---------- Listed records ----------
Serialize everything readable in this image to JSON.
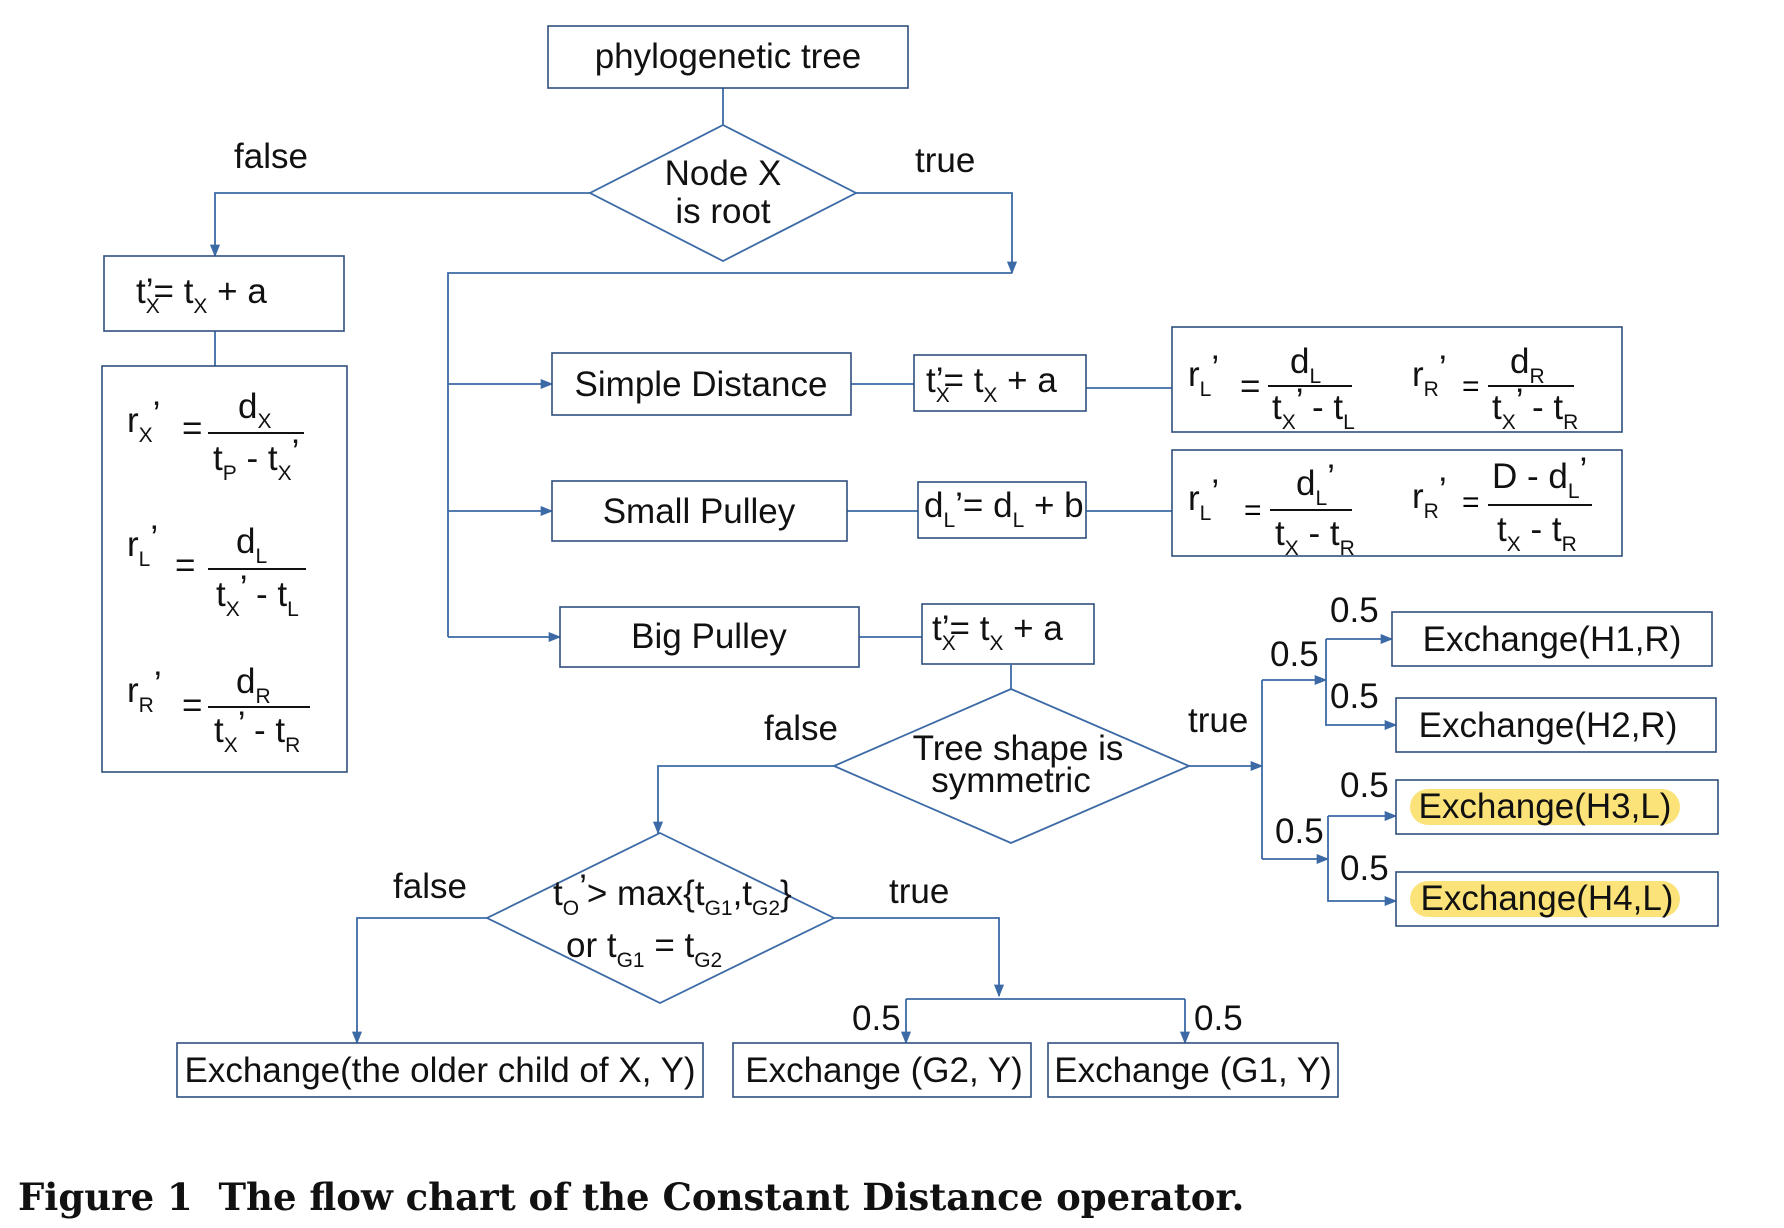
{
  "nodes": {
    "root": "phylogenetic tree",
    "is_root_line1": "Node X",
    "is_root_line2": "is root",
    "simple_distance": "Simple Distance",
    "small_pulley": "Small Pulley",
    "big_pulley": "Big Pulley",
    "symmetric_line1": "Tree shape is",
    "symmetric_line2": "symmetric",
    "exchange_h1": "Exchange(H1,R)",
    "exchange_h2": "Exchange(H2,R)",
    "exchange_h3": "Exchange(H3,L)",
    "exchange_h4": "Exchange(H4,L)",
    "exchange_older": "Exchange(the older child of X, Y)",
    "exchange_g2": "Exchange (G2, Y)",
    "exchange_g1": "Exchange (G1, Y)"
  },
  "edge_labels": {
    "root_false": "false",
    "root_true": "true",
    "sym_false": "false",
    "sym_true": "true",
    "cond_false": "false",
    "cond_true": "true",
    "p_upper": "0.5",
    "p_h1": "0.5",
    "p_h2": "0.5",
    "p_lower": "0.5",
    "p_h3": "0.5",
    "p_h4": "0.5",
    "p_g2": "0.5",
    "p_g1": "0.5"
  },
  "caption": "Figure 1  The flow chart of the Constant Distance operator.",
  "colors": {
    "edge": "#3b6aa6",
    "highlight": "#fbe37a"
  }
}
----------
=== Instructions to follow ===
Can you restate all the records above word for word while dropping the pictures?

=== Completed exercise ===
Serialize everything readable in this image to JSON.
{
  "nodes": {
    "root": "phylogenetic tree",
    "is_root_line1": "Node X",
    "is_root_line2": "is root",
    "simple_distance": "Simple Distance",
    "small_pulley": "Small Pulley",
    "big_pulley": "Big Pulley",
    "symmetric_line1": "Tree shape is",
    "symmetric_line2": "symmetric",
    "exchange_h1": "Exchange(H1,R)",
    "exchange_h2": "Exchange(H2,R)",
    "exchange_h3": "Exchange(H3,L)",
    "exchange_h4": "Exchange(H4,L)",
    "exchange_older": "Exchange(the older child of X, Y)",
    "exchange_g2": "Exchange (G2, Y)",
    "exchange_g1": "Exchange (G1, Y)"
  },
  "edge_labels": {
    "root_false": "false",
    "root_true": "true",
    "sym_false": "false",
    "sym_true": "true",
    "cond_false": "false",
    "cond_true": "true",
    "p_upper": "0.5",
    "p_h1": "0.5",
    "p_h2": "0.5",
    "p_lower": "0.5",
    "p_h3": "0.5",
    "p_h4": "0.5",
    "p_g2": "0.5",
    "p_g1": "0.5"
  },
  "caption": "Figure 1  The flow chart of the Constant Distance operator.",
  "colors": {
    "edge": "#3b6aa6",
    "highlight": "#fbe37a"
  }
}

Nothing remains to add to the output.